Task details ->
Gather up every line from the entries below that uses the word "BOUM".

Records shown ->

####################

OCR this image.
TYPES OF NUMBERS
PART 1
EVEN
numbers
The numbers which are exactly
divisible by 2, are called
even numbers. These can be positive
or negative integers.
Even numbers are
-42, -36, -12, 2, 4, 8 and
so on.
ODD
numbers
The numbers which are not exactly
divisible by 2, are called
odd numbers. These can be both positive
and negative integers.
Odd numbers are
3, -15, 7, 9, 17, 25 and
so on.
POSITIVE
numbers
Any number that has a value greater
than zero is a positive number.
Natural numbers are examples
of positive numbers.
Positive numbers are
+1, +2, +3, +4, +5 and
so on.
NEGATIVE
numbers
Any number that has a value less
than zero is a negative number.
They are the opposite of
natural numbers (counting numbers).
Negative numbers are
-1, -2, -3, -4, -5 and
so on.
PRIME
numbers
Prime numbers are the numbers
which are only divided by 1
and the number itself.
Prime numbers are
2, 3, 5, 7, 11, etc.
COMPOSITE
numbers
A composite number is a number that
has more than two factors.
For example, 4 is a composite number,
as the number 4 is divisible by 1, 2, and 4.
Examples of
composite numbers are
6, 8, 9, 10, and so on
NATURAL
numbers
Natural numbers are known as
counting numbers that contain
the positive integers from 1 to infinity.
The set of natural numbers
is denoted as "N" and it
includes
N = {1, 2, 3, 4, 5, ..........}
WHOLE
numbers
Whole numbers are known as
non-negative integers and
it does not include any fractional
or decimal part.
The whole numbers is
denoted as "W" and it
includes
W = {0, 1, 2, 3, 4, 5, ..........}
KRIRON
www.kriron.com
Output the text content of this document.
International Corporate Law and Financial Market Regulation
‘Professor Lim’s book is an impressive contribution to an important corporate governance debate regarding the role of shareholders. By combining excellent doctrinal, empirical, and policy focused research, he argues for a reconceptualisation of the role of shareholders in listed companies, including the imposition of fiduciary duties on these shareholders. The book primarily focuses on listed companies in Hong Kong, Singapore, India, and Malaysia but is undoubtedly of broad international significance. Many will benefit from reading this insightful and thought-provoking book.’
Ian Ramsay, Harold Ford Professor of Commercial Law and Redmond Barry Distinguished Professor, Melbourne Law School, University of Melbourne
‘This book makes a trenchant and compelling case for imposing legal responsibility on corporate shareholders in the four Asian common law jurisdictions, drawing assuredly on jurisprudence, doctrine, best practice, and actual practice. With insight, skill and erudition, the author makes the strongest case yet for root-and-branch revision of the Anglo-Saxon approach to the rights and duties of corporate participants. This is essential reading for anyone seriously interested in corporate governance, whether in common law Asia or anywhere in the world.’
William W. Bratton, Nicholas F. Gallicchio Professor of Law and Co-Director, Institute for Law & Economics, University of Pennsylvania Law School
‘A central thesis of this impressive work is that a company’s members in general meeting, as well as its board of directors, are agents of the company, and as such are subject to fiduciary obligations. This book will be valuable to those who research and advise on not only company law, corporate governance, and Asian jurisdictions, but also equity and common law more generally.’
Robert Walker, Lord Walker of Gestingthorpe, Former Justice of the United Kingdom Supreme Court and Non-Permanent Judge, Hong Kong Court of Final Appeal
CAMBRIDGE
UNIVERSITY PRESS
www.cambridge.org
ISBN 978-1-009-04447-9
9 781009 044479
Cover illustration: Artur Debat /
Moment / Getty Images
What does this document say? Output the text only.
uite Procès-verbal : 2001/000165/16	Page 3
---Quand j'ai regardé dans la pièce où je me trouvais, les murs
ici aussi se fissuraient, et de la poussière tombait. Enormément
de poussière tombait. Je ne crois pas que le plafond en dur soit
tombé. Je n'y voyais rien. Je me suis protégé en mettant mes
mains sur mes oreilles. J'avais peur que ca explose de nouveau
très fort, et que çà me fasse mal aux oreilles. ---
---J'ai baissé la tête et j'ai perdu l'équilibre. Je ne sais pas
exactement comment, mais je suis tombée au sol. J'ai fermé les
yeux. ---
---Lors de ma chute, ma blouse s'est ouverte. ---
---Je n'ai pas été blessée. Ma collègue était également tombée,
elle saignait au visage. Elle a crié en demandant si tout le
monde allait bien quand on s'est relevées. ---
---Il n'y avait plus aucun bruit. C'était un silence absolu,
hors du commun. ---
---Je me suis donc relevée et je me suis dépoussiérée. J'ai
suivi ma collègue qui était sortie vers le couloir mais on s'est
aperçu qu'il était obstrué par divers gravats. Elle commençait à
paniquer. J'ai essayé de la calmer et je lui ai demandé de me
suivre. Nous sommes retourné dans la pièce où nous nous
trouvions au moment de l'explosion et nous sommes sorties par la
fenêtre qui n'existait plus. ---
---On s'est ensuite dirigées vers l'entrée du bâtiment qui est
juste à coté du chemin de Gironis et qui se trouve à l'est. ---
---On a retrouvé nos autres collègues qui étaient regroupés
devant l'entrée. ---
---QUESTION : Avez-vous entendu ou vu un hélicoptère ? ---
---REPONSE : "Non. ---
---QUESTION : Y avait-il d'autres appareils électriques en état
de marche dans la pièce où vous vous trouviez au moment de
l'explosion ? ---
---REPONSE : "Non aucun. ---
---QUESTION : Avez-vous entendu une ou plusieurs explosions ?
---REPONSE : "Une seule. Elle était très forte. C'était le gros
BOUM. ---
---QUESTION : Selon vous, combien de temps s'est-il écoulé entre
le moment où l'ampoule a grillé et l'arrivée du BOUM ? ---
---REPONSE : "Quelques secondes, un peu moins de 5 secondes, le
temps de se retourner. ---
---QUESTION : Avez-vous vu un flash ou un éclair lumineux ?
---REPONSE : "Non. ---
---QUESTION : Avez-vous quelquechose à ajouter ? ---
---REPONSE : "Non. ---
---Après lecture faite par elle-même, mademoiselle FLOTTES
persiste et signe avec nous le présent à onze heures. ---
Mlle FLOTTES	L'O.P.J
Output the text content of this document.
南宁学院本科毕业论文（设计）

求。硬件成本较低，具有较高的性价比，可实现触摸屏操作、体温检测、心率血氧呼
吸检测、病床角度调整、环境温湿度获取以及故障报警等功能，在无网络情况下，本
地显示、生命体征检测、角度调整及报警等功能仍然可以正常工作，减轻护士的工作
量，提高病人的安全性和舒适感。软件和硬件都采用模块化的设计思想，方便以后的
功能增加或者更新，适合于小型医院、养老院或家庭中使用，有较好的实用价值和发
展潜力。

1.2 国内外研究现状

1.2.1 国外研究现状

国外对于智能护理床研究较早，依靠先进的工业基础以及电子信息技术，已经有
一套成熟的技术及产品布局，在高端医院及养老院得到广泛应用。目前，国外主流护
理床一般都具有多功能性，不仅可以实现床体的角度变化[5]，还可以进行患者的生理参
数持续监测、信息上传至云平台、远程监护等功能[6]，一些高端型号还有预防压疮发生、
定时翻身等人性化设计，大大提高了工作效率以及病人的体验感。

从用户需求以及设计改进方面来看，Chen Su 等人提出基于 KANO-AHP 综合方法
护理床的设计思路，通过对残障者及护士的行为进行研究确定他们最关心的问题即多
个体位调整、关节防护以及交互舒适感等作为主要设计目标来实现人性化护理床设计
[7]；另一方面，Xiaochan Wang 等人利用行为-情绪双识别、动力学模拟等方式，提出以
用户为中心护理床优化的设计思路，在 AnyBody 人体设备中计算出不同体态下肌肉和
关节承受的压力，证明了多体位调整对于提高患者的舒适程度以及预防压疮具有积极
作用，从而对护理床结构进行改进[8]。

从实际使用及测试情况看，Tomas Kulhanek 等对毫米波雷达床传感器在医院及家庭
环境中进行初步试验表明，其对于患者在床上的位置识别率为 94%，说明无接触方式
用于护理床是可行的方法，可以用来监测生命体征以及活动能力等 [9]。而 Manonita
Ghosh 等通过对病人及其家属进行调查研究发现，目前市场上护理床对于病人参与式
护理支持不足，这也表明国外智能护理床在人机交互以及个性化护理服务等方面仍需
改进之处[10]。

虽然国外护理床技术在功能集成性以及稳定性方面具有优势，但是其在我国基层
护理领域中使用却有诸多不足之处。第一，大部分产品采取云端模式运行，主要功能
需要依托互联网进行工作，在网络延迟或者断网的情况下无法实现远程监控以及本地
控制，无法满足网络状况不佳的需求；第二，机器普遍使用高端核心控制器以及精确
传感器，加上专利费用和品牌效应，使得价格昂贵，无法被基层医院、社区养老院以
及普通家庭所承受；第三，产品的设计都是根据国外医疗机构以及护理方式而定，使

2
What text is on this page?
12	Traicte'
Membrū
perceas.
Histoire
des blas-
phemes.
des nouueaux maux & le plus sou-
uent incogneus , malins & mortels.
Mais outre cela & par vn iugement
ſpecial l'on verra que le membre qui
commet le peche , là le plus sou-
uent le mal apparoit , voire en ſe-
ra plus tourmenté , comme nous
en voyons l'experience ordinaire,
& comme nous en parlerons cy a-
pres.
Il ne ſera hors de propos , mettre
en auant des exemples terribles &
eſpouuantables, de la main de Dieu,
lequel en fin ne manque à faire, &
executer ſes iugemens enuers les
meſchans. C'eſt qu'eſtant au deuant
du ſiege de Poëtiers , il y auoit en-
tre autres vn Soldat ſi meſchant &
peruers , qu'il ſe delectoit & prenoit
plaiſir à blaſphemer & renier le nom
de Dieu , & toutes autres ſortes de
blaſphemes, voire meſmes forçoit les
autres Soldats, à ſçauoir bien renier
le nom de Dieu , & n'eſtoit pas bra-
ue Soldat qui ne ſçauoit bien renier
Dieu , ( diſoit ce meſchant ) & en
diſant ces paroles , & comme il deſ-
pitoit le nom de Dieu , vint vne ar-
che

####################

Problem solution ->
BOUM. ---
le moment où l'ampoule a grillé et l'arrivée du BOUM ? ---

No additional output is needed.